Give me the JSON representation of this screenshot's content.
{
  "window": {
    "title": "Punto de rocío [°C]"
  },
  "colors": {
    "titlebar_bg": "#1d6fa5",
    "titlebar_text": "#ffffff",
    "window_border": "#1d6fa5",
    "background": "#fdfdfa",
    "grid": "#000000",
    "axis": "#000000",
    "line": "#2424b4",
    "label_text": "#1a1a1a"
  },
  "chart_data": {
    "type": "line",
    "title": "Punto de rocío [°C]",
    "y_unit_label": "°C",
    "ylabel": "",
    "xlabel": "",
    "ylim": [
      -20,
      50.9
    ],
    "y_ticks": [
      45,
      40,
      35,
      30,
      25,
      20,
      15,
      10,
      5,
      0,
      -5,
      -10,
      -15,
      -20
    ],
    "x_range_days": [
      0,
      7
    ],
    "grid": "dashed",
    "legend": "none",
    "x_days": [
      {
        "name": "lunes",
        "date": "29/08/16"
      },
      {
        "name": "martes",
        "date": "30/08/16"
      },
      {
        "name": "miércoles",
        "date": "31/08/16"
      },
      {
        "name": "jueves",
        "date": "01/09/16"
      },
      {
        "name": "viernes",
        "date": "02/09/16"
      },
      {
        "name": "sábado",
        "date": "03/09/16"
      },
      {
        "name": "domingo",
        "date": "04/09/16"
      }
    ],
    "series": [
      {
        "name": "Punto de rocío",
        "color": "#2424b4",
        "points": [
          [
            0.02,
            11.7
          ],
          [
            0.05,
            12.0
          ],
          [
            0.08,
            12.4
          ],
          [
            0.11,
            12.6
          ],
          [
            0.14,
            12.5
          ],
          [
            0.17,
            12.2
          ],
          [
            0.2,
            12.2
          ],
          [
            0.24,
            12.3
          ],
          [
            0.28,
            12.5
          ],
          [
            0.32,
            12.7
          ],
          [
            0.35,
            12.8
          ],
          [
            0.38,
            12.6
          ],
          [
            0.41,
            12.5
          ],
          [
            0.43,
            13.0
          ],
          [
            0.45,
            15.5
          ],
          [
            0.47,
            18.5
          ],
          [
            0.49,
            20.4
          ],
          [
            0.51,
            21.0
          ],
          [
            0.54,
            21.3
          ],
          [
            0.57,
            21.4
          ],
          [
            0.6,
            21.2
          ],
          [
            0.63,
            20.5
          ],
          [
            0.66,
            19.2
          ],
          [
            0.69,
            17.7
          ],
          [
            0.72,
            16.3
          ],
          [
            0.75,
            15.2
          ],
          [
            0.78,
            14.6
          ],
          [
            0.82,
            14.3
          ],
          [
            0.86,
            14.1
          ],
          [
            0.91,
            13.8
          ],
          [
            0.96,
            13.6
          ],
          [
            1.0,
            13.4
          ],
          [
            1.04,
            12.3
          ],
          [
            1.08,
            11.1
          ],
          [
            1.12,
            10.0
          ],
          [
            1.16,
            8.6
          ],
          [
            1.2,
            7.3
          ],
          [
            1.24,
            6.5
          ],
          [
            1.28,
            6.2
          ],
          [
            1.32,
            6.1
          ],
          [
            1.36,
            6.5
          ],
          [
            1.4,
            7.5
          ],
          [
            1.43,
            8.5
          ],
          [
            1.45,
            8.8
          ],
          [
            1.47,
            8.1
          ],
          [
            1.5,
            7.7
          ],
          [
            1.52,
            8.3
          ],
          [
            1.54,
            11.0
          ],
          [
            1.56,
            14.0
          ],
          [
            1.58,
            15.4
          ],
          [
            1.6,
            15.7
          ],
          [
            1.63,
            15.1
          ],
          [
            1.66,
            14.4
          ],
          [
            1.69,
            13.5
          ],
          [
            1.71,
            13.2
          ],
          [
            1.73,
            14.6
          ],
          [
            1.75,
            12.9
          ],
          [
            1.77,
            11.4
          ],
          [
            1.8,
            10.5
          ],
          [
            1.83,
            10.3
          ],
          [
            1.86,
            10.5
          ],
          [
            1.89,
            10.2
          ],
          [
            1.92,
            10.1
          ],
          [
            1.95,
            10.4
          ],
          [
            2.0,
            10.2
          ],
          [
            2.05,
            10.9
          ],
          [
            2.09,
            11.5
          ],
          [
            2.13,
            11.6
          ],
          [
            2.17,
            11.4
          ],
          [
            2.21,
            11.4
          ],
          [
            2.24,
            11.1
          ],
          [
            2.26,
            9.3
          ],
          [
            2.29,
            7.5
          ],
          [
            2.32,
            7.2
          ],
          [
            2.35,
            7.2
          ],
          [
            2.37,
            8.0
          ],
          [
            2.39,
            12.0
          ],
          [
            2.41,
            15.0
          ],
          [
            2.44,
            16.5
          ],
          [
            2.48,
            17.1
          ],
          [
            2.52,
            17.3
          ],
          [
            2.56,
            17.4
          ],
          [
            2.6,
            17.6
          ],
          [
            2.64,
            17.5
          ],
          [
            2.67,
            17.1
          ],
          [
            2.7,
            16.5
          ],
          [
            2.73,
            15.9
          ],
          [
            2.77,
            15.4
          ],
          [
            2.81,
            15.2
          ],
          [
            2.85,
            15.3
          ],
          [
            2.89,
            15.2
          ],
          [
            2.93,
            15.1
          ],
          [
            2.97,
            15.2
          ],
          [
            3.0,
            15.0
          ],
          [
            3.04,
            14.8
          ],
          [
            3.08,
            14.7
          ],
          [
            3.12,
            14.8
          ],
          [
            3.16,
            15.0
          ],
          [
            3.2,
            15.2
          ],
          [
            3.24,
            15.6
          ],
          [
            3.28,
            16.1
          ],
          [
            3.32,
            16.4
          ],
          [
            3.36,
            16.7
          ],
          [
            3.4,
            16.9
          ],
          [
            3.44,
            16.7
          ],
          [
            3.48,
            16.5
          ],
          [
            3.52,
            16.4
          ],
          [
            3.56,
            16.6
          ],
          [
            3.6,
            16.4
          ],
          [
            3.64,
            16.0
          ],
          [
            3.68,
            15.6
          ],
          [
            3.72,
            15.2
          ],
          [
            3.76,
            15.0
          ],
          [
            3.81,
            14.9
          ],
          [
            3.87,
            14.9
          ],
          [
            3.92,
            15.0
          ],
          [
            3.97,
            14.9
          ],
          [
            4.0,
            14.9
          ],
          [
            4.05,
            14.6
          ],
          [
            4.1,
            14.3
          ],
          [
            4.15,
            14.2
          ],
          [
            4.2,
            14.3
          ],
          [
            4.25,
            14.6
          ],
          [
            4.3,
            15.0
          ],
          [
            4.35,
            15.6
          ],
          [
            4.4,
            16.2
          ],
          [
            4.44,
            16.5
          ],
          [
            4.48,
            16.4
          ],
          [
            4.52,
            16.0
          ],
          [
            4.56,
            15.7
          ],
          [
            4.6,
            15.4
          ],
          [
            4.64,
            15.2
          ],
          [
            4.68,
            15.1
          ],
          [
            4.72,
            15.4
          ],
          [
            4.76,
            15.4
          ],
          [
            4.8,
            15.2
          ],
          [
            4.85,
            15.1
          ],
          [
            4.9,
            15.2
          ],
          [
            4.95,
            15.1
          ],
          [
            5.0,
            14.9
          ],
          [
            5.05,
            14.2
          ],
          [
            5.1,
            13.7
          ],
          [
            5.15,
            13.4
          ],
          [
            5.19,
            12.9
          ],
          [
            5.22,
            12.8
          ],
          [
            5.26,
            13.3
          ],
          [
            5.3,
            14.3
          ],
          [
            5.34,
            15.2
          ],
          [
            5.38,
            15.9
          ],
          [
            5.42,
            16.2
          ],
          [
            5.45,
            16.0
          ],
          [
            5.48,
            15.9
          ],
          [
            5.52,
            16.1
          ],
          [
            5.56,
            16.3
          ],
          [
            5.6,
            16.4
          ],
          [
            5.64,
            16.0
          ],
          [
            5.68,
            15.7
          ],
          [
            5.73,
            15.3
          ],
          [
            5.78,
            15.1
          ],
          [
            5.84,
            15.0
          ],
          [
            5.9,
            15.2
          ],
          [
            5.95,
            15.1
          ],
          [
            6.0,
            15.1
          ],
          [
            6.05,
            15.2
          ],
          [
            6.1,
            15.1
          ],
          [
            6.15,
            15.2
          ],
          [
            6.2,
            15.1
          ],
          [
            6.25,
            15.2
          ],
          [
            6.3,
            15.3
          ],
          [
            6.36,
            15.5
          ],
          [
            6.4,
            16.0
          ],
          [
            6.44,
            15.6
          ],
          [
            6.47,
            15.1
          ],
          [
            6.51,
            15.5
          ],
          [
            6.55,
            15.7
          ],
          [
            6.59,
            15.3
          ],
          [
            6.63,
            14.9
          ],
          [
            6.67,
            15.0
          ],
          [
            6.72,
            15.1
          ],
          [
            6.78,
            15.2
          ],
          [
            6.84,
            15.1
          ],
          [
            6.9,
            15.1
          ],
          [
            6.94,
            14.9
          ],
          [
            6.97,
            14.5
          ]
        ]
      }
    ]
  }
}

---

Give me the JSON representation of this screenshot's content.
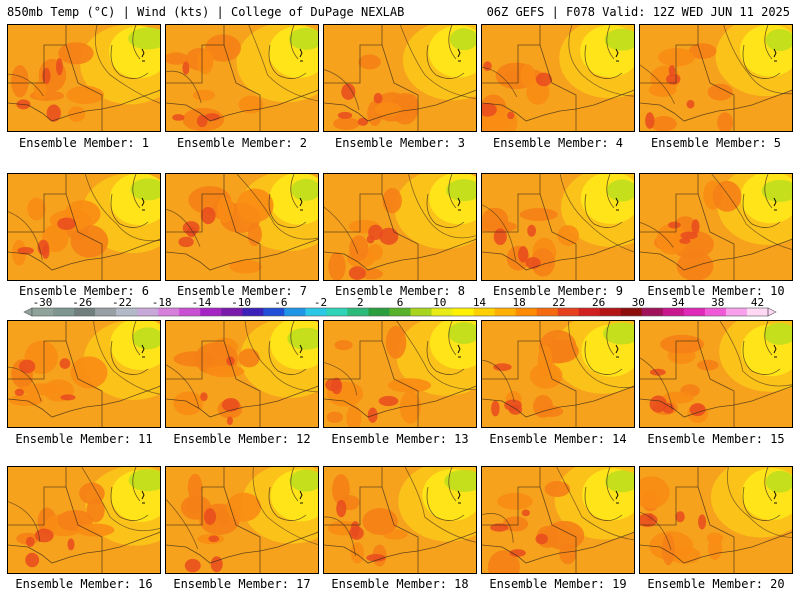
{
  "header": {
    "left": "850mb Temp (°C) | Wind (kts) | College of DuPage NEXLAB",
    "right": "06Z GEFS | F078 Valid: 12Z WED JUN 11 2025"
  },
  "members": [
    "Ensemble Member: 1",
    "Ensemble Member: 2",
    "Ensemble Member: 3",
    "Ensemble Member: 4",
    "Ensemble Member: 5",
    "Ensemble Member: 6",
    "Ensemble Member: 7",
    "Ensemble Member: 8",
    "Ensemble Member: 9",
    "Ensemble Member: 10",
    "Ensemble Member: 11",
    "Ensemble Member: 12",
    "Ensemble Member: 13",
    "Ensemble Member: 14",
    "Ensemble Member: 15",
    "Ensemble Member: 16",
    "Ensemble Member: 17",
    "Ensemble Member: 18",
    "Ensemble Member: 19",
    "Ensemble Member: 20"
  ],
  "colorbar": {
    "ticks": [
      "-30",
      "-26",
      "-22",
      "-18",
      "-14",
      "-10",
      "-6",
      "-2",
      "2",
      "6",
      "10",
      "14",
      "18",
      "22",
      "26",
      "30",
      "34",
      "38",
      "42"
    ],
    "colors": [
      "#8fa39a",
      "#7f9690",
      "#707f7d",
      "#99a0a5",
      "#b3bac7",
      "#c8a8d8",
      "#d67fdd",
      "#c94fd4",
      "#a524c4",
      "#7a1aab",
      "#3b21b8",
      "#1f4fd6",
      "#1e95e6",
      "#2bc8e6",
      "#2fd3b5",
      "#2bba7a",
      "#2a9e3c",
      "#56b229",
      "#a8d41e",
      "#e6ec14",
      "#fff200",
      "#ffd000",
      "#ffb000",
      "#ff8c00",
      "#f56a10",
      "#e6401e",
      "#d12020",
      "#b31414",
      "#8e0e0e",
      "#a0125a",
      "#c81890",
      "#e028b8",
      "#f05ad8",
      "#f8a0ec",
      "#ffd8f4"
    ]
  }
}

...

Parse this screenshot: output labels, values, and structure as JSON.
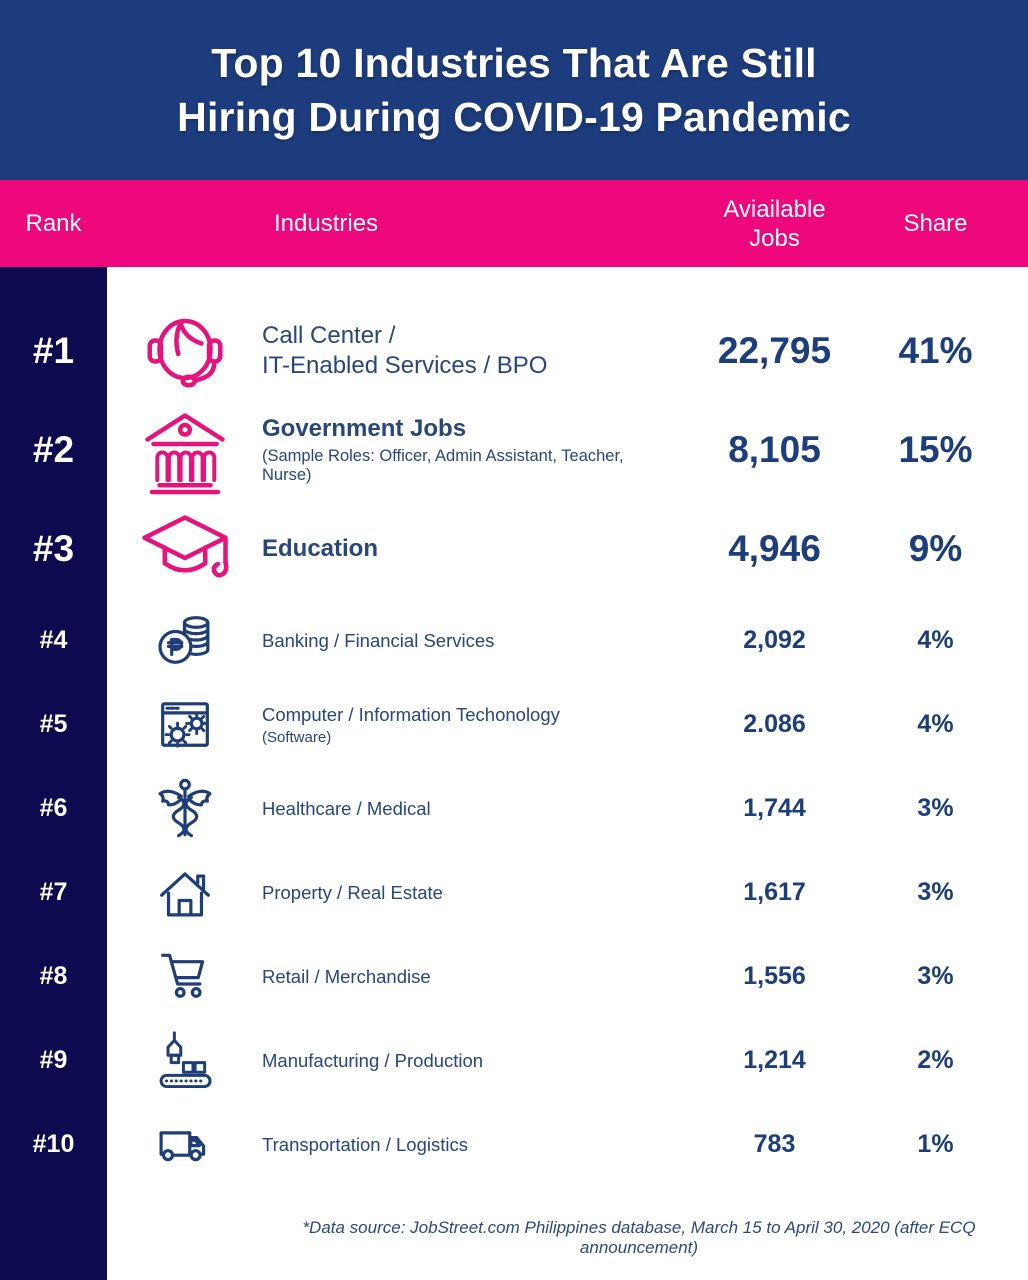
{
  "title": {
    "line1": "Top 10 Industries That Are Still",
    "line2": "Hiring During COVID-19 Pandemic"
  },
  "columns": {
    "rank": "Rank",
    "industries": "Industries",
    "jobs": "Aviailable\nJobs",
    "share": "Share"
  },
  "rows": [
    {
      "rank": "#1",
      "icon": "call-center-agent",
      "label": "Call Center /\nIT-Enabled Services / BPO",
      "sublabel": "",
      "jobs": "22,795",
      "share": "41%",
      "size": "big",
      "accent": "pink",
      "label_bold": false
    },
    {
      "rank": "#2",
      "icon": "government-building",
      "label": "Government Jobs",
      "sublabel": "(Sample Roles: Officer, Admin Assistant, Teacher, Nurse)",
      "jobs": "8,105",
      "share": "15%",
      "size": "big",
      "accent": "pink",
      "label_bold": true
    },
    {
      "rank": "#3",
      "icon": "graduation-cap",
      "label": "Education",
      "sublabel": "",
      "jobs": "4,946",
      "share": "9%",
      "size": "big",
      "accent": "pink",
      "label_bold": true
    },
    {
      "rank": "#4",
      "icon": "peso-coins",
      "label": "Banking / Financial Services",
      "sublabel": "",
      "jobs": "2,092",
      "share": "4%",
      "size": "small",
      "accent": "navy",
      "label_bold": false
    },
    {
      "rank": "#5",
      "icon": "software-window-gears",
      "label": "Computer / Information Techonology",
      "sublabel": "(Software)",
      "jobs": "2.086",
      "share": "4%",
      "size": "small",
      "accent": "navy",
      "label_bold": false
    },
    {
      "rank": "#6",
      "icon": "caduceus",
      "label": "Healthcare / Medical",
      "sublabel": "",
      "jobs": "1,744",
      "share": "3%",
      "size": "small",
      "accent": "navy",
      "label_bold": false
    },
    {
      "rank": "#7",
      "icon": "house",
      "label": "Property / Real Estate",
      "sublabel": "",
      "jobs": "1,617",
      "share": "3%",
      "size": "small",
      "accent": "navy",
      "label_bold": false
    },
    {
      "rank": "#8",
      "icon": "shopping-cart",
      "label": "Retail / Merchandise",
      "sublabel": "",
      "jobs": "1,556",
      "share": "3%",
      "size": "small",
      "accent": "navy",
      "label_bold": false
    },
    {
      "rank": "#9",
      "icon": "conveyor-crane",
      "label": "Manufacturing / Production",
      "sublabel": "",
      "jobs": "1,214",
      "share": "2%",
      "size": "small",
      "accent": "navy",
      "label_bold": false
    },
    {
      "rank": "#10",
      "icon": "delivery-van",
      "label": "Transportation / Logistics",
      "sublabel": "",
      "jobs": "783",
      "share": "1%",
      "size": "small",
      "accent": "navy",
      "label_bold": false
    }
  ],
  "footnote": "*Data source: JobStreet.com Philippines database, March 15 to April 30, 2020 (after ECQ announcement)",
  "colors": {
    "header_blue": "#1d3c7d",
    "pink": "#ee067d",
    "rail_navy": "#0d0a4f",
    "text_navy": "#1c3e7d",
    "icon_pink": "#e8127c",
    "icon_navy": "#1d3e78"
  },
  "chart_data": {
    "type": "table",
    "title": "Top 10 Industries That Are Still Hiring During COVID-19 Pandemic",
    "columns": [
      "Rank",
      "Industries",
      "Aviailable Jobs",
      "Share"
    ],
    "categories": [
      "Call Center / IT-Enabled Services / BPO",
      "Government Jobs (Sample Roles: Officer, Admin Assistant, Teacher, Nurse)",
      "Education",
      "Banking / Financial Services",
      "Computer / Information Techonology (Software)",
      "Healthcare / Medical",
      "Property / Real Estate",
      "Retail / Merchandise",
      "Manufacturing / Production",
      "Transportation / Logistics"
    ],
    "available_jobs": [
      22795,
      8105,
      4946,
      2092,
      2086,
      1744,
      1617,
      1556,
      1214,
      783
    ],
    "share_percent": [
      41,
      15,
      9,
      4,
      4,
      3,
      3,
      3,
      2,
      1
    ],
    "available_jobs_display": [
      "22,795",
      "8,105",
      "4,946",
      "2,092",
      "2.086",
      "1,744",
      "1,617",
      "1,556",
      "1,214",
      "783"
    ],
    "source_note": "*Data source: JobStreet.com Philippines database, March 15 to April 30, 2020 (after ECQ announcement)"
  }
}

__Instructions to follow__: Copy out the lines in which the string "Teacher" appears.

__Written solution__:
      "sublabel": "(Sample Roles: Officer, Admin Assistant, Teacher, Nurse)",
      "Government Jobs (Sample Roles: Officer, Admin Assistant, Teacher, Nurse)",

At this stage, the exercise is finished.